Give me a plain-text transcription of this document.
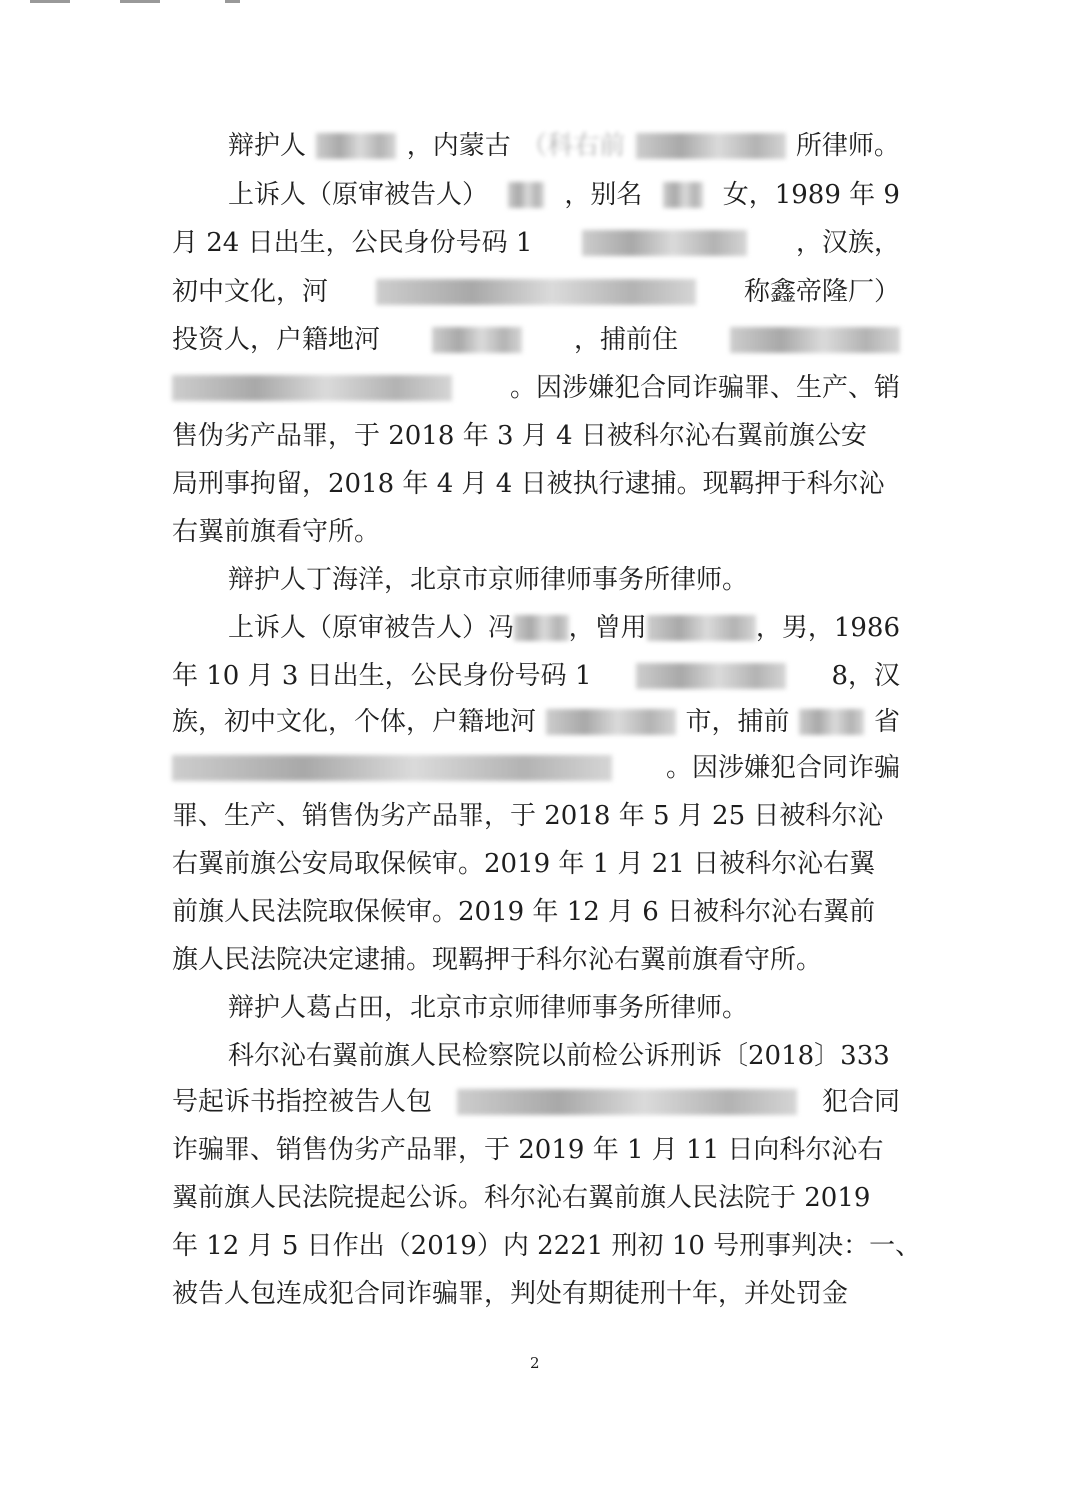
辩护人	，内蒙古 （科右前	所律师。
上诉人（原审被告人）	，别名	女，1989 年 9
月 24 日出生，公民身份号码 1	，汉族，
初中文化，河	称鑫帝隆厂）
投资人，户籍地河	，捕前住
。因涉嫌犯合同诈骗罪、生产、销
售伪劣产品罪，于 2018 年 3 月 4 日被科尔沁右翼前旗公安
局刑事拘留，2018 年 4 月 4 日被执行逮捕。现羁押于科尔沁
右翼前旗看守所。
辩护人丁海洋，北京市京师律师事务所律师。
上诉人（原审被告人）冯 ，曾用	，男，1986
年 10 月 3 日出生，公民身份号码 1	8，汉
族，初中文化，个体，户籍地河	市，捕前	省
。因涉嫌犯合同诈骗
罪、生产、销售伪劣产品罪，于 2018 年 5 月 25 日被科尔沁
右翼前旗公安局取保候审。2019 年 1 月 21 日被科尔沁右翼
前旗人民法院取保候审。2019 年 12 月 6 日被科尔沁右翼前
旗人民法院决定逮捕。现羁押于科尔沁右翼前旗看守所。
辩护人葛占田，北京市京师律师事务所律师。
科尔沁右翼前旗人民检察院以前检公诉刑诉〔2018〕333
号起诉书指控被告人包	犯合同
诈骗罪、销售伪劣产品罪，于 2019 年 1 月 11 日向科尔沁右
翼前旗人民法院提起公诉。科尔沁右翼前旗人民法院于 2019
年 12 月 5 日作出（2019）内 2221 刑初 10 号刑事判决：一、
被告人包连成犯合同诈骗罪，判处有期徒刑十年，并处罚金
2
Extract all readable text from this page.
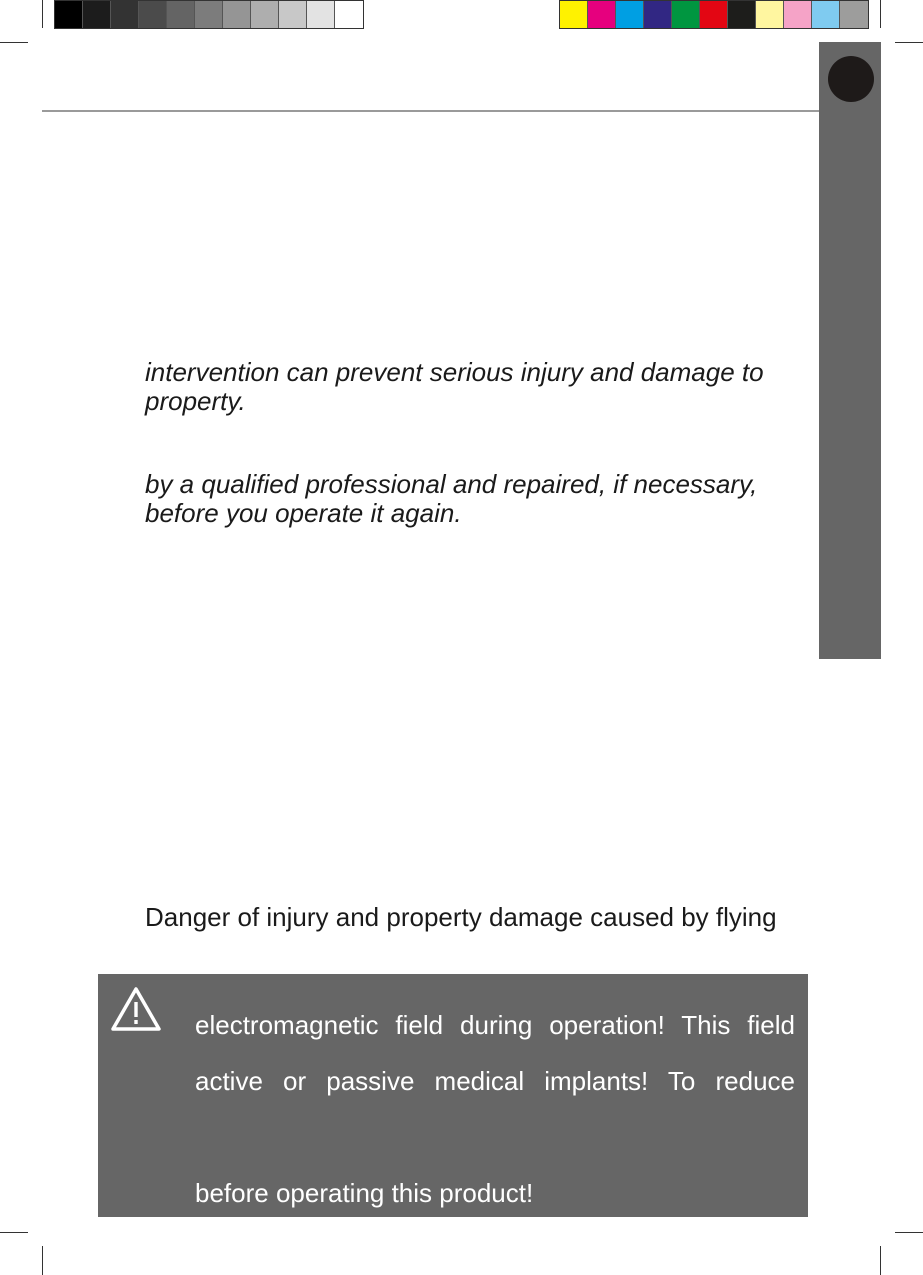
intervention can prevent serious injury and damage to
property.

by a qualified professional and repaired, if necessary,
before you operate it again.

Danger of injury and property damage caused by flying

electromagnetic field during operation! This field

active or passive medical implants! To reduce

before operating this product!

★ ★ ★

Written exercise: Which lines hold the word "公民身份号码"? Copy each of them from the records.

Answer for the task:
月 24 日出生，公民身份号码 1	，汉族，
年 10 月 3 日出生，公民身份号码 1	8，汉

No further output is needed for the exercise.